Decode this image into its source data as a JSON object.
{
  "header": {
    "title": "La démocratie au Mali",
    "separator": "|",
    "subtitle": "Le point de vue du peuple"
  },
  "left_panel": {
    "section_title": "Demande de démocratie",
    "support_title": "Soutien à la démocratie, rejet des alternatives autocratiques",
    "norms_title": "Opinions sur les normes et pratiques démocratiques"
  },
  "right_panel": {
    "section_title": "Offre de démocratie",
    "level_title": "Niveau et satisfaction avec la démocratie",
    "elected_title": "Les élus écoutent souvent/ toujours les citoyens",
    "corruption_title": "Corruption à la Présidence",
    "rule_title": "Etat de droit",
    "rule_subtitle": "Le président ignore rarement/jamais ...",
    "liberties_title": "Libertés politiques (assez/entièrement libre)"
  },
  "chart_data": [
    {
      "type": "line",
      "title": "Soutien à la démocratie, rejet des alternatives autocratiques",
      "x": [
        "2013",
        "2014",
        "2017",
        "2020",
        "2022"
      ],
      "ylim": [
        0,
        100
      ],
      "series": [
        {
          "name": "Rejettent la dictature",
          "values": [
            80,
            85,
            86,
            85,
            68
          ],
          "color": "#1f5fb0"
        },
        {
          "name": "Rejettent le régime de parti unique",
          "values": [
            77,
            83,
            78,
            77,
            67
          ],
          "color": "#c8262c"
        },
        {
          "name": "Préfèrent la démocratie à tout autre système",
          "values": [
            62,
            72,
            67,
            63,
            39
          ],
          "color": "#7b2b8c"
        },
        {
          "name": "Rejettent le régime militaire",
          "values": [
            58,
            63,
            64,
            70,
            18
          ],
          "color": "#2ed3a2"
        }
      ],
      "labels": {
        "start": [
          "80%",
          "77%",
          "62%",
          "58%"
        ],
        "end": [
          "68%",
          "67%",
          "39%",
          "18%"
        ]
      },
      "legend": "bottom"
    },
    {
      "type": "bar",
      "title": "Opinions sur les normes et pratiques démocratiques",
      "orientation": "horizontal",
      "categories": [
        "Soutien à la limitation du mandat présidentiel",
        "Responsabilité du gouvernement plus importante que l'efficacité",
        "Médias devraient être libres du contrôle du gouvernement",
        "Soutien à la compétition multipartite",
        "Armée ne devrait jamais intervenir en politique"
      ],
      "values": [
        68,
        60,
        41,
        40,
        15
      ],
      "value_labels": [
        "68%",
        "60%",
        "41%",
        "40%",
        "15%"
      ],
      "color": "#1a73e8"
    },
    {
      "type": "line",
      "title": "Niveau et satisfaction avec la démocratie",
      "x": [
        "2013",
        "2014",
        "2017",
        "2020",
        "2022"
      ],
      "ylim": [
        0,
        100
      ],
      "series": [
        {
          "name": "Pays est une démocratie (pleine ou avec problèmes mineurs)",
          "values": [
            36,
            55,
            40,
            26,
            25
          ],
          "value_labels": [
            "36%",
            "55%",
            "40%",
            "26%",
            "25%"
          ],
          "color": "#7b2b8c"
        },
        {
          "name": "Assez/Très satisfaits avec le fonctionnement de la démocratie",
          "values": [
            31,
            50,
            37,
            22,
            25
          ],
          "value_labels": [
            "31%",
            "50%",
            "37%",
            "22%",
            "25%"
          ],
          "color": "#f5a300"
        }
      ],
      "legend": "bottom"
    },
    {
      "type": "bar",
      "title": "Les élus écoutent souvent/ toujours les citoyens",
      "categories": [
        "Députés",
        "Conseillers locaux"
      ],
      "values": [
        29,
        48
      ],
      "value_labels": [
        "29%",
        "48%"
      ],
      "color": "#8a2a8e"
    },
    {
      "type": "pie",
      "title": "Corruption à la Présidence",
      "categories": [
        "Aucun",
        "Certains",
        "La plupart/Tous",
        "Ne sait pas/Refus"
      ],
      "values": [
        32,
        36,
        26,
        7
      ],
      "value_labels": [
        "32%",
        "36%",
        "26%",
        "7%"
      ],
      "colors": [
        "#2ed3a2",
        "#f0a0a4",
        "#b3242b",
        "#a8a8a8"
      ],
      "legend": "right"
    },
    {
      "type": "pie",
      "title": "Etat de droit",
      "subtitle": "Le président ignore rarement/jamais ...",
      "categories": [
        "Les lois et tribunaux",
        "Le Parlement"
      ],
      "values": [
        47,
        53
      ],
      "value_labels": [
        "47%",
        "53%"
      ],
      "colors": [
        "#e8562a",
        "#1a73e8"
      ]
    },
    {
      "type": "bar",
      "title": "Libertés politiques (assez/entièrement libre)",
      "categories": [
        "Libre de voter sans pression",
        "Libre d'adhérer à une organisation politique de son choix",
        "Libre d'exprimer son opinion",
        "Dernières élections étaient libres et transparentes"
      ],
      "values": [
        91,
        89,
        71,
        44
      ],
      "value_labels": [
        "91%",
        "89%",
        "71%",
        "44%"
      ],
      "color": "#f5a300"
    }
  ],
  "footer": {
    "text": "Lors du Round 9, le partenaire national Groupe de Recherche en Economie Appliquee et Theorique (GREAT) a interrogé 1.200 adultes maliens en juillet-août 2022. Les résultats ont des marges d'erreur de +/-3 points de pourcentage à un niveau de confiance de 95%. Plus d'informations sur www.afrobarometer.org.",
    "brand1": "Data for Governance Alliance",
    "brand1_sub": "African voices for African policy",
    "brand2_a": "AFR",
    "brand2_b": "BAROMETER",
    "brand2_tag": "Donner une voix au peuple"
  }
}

━━━━━━

Problem description:
Every entry must be retyped in full, exactly as given.

Correct answer:
Decode this image into its source data as a JSON object.
{
  "header": {
    "title": "La démocratie au Mali",
    "separator": "|",
    "subtitle": "Le point de vue du peuple"
  },
  "left_panel": {
    "section_title": "Demande de démocratie",
    "support_title": "Soutien à la démocratie, rejet des alternatives autocratiques",
    "norms_title": "Opinions sur les normes et pratiques démocratiques"
  },
  "right_panel": {
    "section_title": "Offre de démocratie",
    "level_title": "Niveau et satisfaction avec la démocratie",
    "elected_title": "Les élus écoutent souvent/ toujours les citoyens",
    "corruption_title": "Corruption à la Présidence",
    "rule_title": "Etat de droit",
    "rule_subtitle": "Le président ignore rarement/jamais ...",
    "liberties_title": "Libertés politiques (assez/entièrement libre)"
  },
  "chart_data": [
    {
      "type": "line",
      "title": "Soutien à la démocratie, rejet des alternatives autocratiques",
      "x": [
        "2013",
        "2014",
        "2017",
        "2020",
        "2022"
      ],
      "ylim": [
        0,
        100
      ],
      "series": [
        {
          "name": "Rejettent la dictature",
          "values": [
            80,
            85,
            86,
            85,
            68
          ],
          "color": "#1f5fb0"
        },
        {
          "name": "Rejettent le régime de parti unique",
          "values": [
            77,
            83,
            78,
            77,
            67
          ],
          "color": "#c8262c"
        },
        {
          "name": "Préfèrent la démocratie à tout autre système",
          "values": [
            62,
            72,
            67,
            63,
            39
          ],
          "color": "#7b2b8c"
        },
        {
          "name": "Rejettent le régime militaire",
          "values": [
            58,
            63,
            64,
            70,
            18
          ],
          "color": "#2ed3a2"
        }
      ],
      "labels": {
        "start": [
          "80%",
          "77%",
          "62%",
          "58%"
        ],
        "end": [
          "68%",
          "67%",
          "39%",
          "18%"
        ]
      },
      "legend": "bottom"
    },
    {
      "type": "bar",
      "title": "Opinions sur les normes et pratiques démocratiques",
      "orientation": "horizontal",
      "categories": [
        "Soutien à la limitation du mandat présidentiel",
        "Responsabilité du gouvernement plus importante que l'efficacité",
        "Médias devraient être libres du contrôle du gouvernement",
        "Soutien à la compétition multipartite",
        "Armée ne devrait jamais intervenir en politique"
      ],
      "values": [
        68,
        60,
        41,
        40,
        15
      ],
      "value_labels": [
        "68%",
        "60%",
        "41%",
        "40%",
        "15%"
      ],
      "color": "#1a73e8"
    },
    {
      "type": "line",
      "title": "Niveau et satisfaction avec la démocratie",
      "x": [
        "2013",
        "2014",
        "2017",
        "2020",
        "2022"
      ],
      "ylim": [
        0,
        100
      ],
      "series": [
        {
          "name": "Pays est une démocratie (pleine ou avec problèmes mineurs)",
          "values": [
            36,
            55,
            40,
            26,
            25
          ],
          "value_labels": [
            "36%",
            "55%",
            "40%",
            "26%",
            "25%"
          ],
          "color": "#7b2b8c"
        },
        {
          "name": "Assez/Très satisfaits avec le fonctionnement de la démocratie",
          "values": [
            31,
            50,
            37,
            22,
            25
          ],
          "value_labels": [
            "31%",
            "50%",
            "37%",
            "22%",
            "25%"
          ],
          "color": "#f5a300"
        }
      ],
      "legend": "bottom"
    },
    {
      "type": "bar",
      "title": "Les élus écoutent souvent/ toujours les citoyens",
      "categories": [
        "Députés",
        "Conseillers locaux"
      ],
      "values": [
        29,
        48
      ],
      "value_labels": [
        "29%",
        "48%"
      ],
      "color": "#8a2a8e"
    },
    {
      "type": "pie",
      "title": "Corruption à la Présidence",
      "categories": [
        "Aucun",
        "Certains",
        "La plupart/Tous",
        "Ne sait pas/Refus"
      ],
      "values": [
        32,
        36,
        26,
        7
      ],
      "value_labels": [
        "32%",
        "36%",
        "26%",
        "7%"
      ],
      "colors": [
        "#2ed3a2",
        "#f0a0a4",
        "#b3242b",
        "#a8a8a8"
      ],
      "legend": "right"
    },
    {
      "type": "pie",
      "title": "Etat de droit",
      "subtitle": "Le président ignore rarement/jamais ...",
      "categories": [
        "Les lois et tribunaux",
        "Le Parlement"
      ],
      "values": [
        47,
        53
      ],
      "value_labels": [
        "47%",
        "53%"
      ],
      "colors": [
        "#e8562a",
        "#1a73e8"
      ]
    },
    {
      "type": "bar",
      "title": "Libertés politiques (assez/entièrement libre)",
      "categories": [
        "Libre de voter sans pression",
        "Libre d'adhérer à une organisation politique de son choix",
        "Libre d'exprimer son opinion",
        "Dernières élections étaient libres et transparentes"
      ],
      "values": [
        91,
        89,
        71,
        44
      ],
      "value_labels": [
        "91%",
        "89%",
        "71%",
        "44%"
      ],
      "color": "#f5a300"
    }
  ],
  "footer": {
    "text": "Lors du Round 9, le partenaire national Groupe de Recherche en Economie Appliquee et Theorique (GREAT) a interrogé 1.200 adultes maliens en juillet-août 2022. Les résultats ont des marges d'erreur de +/-3 points de pourcentage à un niveau de confiance de 95%. Plus d'informations sur www.afrobarometer.org.",
    "brand1": "Data for Governance Alliance",
    "brand1_sub": "African voices for African policy",
    "brand2_a": "AFR",
    "brand2_b": "BAROMETER",
    "brand2_tag": "Donner une voix au peuple"
  }
}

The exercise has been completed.